— Start RECORDS FOR PROCESSING —

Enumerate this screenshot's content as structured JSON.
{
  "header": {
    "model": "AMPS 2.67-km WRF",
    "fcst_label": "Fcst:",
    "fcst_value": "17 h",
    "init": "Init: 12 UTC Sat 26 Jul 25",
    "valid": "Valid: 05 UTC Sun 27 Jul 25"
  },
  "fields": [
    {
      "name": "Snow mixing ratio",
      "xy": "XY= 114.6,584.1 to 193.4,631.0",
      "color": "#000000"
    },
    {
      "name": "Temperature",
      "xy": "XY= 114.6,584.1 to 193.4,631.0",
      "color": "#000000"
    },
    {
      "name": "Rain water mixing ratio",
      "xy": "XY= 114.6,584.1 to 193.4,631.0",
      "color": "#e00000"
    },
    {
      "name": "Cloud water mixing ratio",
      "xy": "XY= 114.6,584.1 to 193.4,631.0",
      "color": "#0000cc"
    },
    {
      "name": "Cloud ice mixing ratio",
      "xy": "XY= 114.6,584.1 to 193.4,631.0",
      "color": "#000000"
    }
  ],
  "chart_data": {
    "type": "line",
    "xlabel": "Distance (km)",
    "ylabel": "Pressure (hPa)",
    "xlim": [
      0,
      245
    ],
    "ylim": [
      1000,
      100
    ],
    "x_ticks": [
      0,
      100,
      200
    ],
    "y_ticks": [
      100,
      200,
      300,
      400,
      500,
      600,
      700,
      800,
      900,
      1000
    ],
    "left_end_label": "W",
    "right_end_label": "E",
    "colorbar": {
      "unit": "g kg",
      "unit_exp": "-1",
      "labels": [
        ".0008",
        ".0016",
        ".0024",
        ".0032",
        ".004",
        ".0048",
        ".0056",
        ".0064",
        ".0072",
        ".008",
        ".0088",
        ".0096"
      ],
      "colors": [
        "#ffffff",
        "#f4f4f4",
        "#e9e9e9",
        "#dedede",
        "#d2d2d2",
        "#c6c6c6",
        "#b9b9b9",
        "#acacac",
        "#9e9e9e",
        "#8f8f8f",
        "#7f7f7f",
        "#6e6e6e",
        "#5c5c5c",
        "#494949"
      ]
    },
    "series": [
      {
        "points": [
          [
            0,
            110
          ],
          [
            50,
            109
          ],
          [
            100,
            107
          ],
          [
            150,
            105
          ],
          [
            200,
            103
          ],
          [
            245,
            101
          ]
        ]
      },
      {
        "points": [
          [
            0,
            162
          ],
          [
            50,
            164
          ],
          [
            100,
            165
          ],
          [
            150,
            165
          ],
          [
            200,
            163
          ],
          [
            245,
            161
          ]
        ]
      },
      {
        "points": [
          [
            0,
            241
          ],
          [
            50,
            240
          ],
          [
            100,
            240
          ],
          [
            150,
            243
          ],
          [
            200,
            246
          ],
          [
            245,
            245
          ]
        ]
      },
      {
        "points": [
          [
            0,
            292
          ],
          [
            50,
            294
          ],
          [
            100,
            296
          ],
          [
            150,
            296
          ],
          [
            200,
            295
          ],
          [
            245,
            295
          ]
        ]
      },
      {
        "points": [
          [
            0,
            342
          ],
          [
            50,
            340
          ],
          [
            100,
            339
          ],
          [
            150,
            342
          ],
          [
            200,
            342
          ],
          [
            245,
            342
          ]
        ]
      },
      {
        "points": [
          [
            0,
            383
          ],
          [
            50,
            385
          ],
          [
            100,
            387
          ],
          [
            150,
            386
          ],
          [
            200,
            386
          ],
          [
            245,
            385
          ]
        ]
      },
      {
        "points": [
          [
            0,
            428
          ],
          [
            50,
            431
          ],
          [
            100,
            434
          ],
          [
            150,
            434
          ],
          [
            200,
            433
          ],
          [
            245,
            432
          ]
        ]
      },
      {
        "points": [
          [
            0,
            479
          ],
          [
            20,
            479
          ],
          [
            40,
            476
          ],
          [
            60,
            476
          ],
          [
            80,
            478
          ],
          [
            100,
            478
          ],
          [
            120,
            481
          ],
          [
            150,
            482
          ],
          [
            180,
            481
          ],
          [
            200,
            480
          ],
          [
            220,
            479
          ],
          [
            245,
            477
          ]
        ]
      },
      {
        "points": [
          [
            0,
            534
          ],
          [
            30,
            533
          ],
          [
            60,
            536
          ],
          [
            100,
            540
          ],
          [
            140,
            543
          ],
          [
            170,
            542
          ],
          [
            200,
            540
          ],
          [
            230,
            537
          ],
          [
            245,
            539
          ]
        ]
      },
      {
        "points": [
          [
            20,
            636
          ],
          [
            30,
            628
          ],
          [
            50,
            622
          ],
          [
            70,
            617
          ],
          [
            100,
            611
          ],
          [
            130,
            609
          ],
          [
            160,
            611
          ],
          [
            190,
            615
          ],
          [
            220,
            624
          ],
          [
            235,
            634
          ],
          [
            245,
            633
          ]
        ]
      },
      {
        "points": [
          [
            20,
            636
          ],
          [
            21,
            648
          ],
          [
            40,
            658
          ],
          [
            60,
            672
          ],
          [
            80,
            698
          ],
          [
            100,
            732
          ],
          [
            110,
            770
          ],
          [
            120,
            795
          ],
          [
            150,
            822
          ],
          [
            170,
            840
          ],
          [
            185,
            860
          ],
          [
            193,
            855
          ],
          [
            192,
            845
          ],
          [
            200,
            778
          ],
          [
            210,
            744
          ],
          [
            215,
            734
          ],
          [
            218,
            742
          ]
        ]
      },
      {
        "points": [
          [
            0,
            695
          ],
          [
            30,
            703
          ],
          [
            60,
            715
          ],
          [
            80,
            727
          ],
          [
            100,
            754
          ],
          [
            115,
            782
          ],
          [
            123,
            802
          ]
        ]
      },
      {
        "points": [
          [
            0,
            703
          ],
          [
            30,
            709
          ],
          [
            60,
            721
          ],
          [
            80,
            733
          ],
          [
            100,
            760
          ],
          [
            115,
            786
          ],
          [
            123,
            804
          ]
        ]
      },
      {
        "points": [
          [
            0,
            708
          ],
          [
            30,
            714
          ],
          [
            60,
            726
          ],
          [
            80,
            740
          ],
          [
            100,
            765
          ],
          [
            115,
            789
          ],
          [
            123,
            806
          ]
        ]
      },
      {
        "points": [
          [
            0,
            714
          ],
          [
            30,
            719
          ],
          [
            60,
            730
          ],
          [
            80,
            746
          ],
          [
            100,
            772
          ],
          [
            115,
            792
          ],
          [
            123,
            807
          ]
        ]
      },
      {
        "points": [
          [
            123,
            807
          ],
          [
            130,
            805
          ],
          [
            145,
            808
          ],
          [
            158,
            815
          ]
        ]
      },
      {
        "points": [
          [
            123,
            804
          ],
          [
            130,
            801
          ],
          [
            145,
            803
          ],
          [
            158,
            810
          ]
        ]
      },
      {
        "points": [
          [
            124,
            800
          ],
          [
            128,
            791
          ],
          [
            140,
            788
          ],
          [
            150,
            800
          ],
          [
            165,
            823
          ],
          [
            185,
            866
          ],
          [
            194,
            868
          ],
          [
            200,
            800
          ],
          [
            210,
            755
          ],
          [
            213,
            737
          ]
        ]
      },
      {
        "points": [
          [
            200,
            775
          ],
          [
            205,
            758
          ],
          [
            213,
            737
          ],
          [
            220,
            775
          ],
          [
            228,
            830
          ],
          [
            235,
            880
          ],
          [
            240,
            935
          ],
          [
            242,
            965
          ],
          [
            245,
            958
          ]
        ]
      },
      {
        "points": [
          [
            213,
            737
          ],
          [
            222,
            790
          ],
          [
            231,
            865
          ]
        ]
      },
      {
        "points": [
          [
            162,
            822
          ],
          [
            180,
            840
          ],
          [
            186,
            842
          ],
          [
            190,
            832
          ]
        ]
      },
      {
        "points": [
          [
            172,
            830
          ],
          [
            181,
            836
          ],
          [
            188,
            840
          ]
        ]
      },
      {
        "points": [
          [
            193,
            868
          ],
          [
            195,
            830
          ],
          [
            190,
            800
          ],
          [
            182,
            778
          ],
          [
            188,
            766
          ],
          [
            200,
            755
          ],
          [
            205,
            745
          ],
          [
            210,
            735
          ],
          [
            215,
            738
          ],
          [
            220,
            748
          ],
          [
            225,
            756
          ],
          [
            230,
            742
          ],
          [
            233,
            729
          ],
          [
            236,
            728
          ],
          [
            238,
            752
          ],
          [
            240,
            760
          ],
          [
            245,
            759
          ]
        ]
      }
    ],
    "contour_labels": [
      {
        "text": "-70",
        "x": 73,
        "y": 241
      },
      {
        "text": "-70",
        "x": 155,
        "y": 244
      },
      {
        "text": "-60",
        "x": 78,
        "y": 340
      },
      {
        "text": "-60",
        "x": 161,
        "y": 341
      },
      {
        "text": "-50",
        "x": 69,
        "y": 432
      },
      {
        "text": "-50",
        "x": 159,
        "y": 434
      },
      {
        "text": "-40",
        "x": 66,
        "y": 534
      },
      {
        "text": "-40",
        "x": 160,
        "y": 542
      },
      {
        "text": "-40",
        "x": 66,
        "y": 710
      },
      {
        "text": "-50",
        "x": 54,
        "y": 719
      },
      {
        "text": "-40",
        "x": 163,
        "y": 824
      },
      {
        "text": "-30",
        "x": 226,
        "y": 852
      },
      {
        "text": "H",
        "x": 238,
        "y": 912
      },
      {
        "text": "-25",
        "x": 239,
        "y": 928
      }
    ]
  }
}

— End RECORDS FOR PROCESSING —

*EXERCISE GOAL:* Your answer should be a single number: the count of lines holding the word "water".

*TASK OUTPUT:* 2